start Input data

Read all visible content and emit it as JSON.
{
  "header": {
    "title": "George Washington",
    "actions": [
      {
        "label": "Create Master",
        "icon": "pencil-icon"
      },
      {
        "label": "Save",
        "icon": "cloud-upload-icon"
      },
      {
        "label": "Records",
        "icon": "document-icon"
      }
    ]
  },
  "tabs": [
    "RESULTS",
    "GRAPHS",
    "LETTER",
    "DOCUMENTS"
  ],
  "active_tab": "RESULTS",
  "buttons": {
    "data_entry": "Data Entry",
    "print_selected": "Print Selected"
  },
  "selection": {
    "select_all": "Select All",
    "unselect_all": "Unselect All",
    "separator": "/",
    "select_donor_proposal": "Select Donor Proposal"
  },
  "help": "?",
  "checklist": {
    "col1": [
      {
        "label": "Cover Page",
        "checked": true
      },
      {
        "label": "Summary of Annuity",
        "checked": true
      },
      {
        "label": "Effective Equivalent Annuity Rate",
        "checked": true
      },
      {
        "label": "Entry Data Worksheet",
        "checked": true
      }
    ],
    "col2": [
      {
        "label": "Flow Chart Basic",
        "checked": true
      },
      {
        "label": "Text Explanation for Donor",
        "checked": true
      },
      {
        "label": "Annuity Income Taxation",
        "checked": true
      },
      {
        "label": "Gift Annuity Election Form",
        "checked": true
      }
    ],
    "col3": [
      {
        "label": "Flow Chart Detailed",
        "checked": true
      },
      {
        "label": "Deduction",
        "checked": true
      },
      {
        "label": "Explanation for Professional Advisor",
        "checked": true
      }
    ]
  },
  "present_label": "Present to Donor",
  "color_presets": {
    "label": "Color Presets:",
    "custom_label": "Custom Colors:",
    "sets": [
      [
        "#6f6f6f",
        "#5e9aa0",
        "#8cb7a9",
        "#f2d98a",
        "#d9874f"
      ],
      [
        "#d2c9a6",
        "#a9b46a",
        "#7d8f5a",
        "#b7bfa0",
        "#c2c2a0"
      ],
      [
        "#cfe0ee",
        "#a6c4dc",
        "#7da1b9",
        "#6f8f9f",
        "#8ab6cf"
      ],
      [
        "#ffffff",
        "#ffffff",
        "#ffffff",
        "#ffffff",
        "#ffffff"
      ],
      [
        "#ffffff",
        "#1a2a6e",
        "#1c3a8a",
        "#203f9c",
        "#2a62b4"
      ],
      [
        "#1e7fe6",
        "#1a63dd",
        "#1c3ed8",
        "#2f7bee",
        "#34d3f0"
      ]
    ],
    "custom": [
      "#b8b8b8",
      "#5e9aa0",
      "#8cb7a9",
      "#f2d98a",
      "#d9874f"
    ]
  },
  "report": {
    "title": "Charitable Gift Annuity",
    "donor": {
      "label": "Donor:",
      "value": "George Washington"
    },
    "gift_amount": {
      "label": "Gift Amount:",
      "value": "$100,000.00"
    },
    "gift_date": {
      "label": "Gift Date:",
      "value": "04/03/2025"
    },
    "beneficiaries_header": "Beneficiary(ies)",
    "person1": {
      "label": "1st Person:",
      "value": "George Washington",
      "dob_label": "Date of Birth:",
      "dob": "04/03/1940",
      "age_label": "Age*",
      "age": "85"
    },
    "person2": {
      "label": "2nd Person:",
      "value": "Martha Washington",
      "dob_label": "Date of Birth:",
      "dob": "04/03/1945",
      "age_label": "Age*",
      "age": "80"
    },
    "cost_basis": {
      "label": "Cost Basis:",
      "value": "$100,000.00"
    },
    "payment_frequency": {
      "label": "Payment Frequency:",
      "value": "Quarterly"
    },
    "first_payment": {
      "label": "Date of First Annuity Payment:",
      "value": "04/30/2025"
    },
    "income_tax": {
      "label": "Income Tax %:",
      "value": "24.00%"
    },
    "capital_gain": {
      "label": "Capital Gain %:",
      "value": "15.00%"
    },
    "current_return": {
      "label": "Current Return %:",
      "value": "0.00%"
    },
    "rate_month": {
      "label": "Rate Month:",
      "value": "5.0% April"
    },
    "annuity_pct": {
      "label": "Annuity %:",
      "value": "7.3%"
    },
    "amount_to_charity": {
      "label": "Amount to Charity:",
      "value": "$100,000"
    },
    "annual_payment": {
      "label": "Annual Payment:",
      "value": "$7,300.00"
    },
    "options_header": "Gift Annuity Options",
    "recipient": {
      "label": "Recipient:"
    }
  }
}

end Input data

Required task: Filter the records above for lines containing the word "title", and copy those lines.

Result below:
    "title": "George Washington",
    "title": "Charitable Gift Annuity",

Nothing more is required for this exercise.